THE PROBLEM:
Retype everything in the listing, leaving each line exactly as it is.

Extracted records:
------------------------
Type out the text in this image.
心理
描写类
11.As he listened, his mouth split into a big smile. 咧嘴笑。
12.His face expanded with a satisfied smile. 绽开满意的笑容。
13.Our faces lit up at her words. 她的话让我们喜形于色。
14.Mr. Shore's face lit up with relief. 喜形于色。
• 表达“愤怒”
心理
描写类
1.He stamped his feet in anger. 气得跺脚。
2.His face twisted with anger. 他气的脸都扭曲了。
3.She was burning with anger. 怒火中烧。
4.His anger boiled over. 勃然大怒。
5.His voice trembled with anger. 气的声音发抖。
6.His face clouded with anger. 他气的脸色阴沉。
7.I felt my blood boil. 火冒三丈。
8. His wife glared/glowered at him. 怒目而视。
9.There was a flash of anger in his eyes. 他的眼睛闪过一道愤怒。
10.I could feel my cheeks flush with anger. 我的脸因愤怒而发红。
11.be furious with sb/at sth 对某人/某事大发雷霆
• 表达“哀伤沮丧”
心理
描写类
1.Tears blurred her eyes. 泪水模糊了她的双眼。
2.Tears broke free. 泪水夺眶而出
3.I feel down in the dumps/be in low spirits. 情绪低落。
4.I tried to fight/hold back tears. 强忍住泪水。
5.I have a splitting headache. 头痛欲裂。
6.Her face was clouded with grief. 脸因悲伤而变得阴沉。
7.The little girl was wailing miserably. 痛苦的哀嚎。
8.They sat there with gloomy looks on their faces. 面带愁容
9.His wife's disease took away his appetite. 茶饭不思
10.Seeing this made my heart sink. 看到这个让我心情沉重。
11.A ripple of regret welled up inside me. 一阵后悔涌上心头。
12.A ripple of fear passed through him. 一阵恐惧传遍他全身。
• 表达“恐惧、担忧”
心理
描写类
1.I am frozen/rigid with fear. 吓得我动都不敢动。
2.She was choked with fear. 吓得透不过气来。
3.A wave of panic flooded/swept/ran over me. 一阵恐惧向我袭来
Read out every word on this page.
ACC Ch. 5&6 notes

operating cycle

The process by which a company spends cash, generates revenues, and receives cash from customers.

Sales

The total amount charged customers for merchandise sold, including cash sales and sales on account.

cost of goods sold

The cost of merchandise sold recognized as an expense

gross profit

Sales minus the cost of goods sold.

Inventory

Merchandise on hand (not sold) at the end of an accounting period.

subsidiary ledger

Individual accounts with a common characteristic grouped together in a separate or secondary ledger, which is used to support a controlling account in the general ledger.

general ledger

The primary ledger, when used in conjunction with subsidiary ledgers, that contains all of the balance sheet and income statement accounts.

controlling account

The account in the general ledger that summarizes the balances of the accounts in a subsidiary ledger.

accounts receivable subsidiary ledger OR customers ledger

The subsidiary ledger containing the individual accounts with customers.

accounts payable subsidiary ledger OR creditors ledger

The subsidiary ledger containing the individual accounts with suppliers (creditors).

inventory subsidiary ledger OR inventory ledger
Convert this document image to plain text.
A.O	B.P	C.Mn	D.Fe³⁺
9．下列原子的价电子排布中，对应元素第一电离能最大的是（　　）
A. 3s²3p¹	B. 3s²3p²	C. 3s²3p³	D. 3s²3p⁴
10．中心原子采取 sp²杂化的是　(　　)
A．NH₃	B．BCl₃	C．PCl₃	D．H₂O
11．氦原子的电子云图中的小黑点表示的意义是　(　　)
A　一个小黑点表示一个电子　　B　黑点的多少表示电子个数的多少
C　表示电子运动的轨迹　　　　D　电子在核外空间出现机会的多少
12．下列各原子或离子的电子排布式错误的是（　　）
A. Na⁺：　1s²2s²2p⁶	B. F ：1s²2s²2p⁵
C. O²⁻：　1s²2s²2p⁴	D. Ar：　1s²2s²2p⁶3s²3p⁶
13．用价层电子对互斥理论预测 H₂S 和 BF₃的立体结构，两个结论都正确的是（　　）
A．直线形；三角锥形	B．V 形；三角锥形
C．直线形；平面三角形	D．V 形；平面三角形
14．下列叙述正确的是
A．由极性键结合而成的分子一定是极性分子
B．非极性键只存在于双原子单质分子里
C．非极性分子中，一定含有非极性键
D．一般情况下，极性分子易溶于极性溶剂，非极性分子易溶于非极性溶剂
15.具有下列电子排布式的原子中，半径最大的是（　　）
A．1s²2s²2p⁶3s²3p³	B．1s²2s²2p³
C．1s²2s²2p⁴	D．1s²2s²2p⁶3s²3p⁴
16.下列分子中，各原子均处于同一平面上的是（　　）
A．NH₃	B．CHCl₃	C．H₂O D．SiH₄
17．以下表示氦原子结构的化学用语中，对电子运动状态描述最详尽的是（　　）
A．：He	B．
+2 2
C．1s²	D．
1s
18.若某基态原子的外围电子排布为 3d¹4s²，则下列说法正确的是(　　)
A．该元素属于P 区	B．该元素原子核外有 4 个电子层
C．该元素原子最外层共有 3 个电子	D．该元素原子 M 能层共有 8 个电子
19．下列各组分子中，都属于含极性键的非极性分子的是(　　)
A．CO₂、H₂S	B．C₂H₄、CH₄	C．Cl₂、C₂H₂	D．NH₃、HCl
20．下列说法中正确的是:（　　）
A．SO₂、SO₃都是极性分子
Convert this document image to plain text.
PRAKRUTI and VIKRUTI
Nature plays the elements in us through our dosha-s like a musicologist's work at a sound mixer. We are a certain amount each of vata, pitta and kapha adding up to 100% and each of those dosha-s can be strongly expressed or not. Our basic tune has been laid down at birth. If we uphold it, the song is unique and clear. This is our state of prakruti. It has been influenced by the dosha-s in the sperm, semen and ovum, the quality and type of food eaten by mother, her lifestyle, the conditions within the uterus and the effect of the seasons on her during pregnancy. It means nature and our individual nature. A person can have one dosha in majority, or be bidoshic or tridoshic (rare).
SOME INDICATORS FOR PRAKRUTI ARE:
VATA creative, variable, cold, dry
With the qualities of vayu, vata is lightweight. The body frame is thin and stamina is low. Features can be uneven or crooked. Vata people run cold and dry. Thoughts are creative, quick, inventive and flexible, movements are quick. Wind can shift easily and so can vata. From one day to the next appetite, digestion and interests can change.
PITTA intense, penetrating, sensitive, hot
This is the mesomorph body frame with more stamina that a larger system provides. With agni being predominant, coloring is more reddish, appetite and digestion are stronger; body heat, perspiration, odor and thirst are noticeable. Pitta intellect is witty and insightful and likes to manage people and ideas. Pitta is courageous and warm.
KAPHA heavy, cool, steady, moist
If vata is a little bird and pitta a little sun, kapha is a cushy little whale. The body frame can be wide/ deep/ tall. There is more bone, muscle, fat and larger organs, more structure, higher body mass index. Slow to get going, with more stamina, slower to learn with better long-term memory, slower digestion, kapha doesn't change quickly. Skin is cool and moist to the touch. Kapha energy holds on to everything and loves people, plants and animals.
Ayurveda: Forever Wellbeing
------------------------
THE OUTPUT:
Type out the text in this image.
心理
描写类
11.As he listened, his mouth split into a big smile. 咧嘴笑。
12.His face expanded with a satisfied smile. 绽开满意的笑容。
13.Our faces lit up at her words. 她的话让我们喜形于色。
14.Mr. Shore's face lit up with relief. 喜形于色。
• 表达“愤怒”
心理
描写类
1.He stamped his feet in anger. 气得跺脚。
2.His face twisted with anger. 他气的脸都扭曲了。
3.She was burning with anger. 怒火中烧。
4.His anger boiled over. 勃然大怒。
5.His voice trembled with anger. 气的声音发抖。
6.His face clouded with anger. 他气的脸色阴沉。
7.I felt my blood boil. 火冒三丈。
8. His wife glared/glowered at him. 怒目而视。
9.There was a flash of anger in his eyes. 他的眼睛闪过一道愤怒。
10.I could feel my cheeks flush with anger. 我的脸因愤怒而发红。
11.be furious with sb/at sth 对某人/某事大发雷霆
• 表达“哀伤沮丧”
心理
描写类
1.Tears blurred her eyes. 泪水模糊了她的双眼。
2.Tears broke free. 泪水夺眶而出
3.I feel down in the dumps/be in low spirits. 情绪低落。
4.I tried to fight/hold back tears. 强忍住泪水。
5.I have a splitting headache. 头痛欲裂。
6.Her face was clouded with grief. 脸因悲伤而变得阴沉。
7.The little girl was wailing miserably. 痛苦的哀嚎。
8.They sat there with gloomy looks on their faces. 面带愁容
9.His wife's disease took away his appetite. 茶饭不思
10.Seeing this made my heart sink. 看到这个让我心情沉重。
11.A ripple of regret welled up inside me. 一阵后悔涌上心头。
12.A ripple of fear passed through him. 一阵恐惧传遍他全身。
• 表达“恐惧、担忧”
心理
描写类
1.I am frozen/rigid with fear. 吓得我动都不敢动。
2.She was choked with fear. 吓得透不过气来。
3.A wave of panic flooded/swept/ran over me. 一阵恐惧向我袭来
Read out every word on this page.
ACC Ch. 5&6 notes

operating cycle

The process by which a company spends cash, generates revenues, and receives cash from customers.

Sales

The total amount charged customers for merchandise sold, including cash sales and sales on account.

cost of goods sold

The cost of merchandise sold recognized as an expense

gross profit

Sales minus the cost of goods sold.

Inventory

Merchandise on hand (not sold) at the end of an accounting period.

subsidiary ledger

Individual accounts with a common characteristic grouped together in a separate or secondary ledger, which is used to support a controlling account in the general ledger.

general ledger

The primary ledger, when used in conjunction with subsidiary ledgers, that contains all of the balance sheet and income statement accounts.

controlling account

The account in the general ledger that summarizes the balances of the accounts in a subsidiary ledger.

accounts receivable subsidiary ledger OR customers ledger

The subsidiary ledger containing the individual accounts with customers.

accounts payable subsidiary ledger OR creditors ledger

The subsidiary ledger containing the individual accounts with suppliers (creditors).

inventory subsidiary ledger OR inventory ledger
Convert this document image to plain text.
A.O	B.P	C.Mn	D.Fe³⁺
9．下列原子的价电子排布中，对应元素第一电离能最大的是（　　）
A. 3s²3p¹	B. 3s²3p²	C. 3s²3p³	D. 3s²3p⁴
10．中心原子采取 sp²杂化的是　(　　)
A．NH₃	B．BCl₃	C．PCl₃	D．H₂O
11．氦原子的电子云图中的小黑点表示的意义是　(　　)
A　一个小黑点表示一个电子　　B　黑点的多少表示电子个数的多少
C　表示电子运动的轨迹　　　　D　电子在核外空间出现机会的多少
12．下列各原子或离子的电子排布式错误的是（　　）
A. Na⁺：　1s²2s²2p⁶	B. F ：1s²2s²2p⁵
C. O²⁻：　1s²2s²2p⁴	D. Ar：　1s²2s²2p⁶3s²3p⁶
13．用价层电子对互斥理论预测 H₂S 和 BF₃的立体结构，两个结论都正确的是（　　）
A．直线形；三角锥形	B．V 形；三角锥形
C．直线形；平面三角形	D．V 形；平面三角形
14．下列叙述正确的是
A．由极性键结合而成的分子一定是极性分子
B．非极性键只存在于双原子单质分子里
C．非极性分子中，一定含有非极性键
D．一般情况下，极性分子易溶于极性溶剂，非极性分子易溶于非极性溶剂
15.具有下列电子排布式的原子中，半径最大的是（　　）
A．1s²2s²2p⁶3s²3p³	B．1s²2s²2p³
C．1s²2s²2p⁴	D．1s²2s²2p⁶3s²3p⁴
16.下列分子中，各原子均处于同一平面上的是（　　）
A．NH₃	B．CHCl₃	C．H₂O D．SiH₄
17．以下表示氦原子结构的化学用语中，对电子运动状态描述最详尽的是（　　）
A．：He	B．
+2 2
C．1s²	D．
1s
18.若某基态原子的外围电子排布为 3d¹4s²，则下列说法正确的是(　　)
A．该元素属于P 区	B．该元素原子核外有 4 个电子层
C．该元素原子最外层共有 3 个电子	D．该元素原子 M 能层共有 8 个电子
19．下列各组分子中，都属于含极性键的非极性分子的是(　　)
A．CO₂、H₂S	B．C₂H₄、CH₄	C．Cl₂、C₂H₂	D．NH₃、HCl
20．下列说法中正确的是:（　　）
A．SO₂、SO₃都是极性分子
Convert this document image to plain text.
PRAKRUTI and VIKRUTI
Nature plays the elements in us through our dosha-s like a musicologist's work at a sound mixer. We are a certain amount each of vata, pitta and kapha adding up to 100% and each of those dosha-s can be strongly expressed or not. Our basic tune has been laid down at birth. If we uphold it, the song is unique and clear. This is our state of prakruti. It has been influenced by the dosha-s in the sperm, semen and ovum, the quality and type of food eaten by mother, her lifestyle, the conditions within the uterus and the effect of the seasons on her during pregnancy. It means nature and our individual nature. A person can have one dosha in majority, or be bidoshic or tridoshic (rare).
SOME INDICATORS FOR PRAKRUTI ARE:
VATA creative, variable, cold, dry
With the qualities of vayu, vata is lightweight. The body frame is thin and stamina is low. Features can be uneven or crooked. Vata people run cold and dry. Thoughts are creative, quick, inventive and flexible, movements are quick. Wind can shift easily and so can vata. From one day to the next appetite, digestion and interests can change.
PITTA intense, penetrating, sensitive, hot
This is the mesomorph body frame with more stamina that a larger system provides. With agni being predominant, coloring is more reddish, appetite and digestion are stronger; body heat, perspiration, odor and thirst are noticeable. Pitta intellect is witty and insightful and likes to manage people and ideas. Pitta is courageous and warm.
KAPHA heavy, cool, steady, moist
If vata is a little bird and pitta a little sun, kapha is a cushy little whale. The body frame can be wide/ deep/ tall. There is more bone, muscle, fat and larger organs, more structure, higher body mass index. Slow to get going, with more stamina, slower to learn with better long-term memory, slower digestion, kapha doesn't change quickly. Skin is cool and moist to the touch. Kapha energy holds on to everything and loves people, plants and animals.
Ayurveda: Forever Wellbeing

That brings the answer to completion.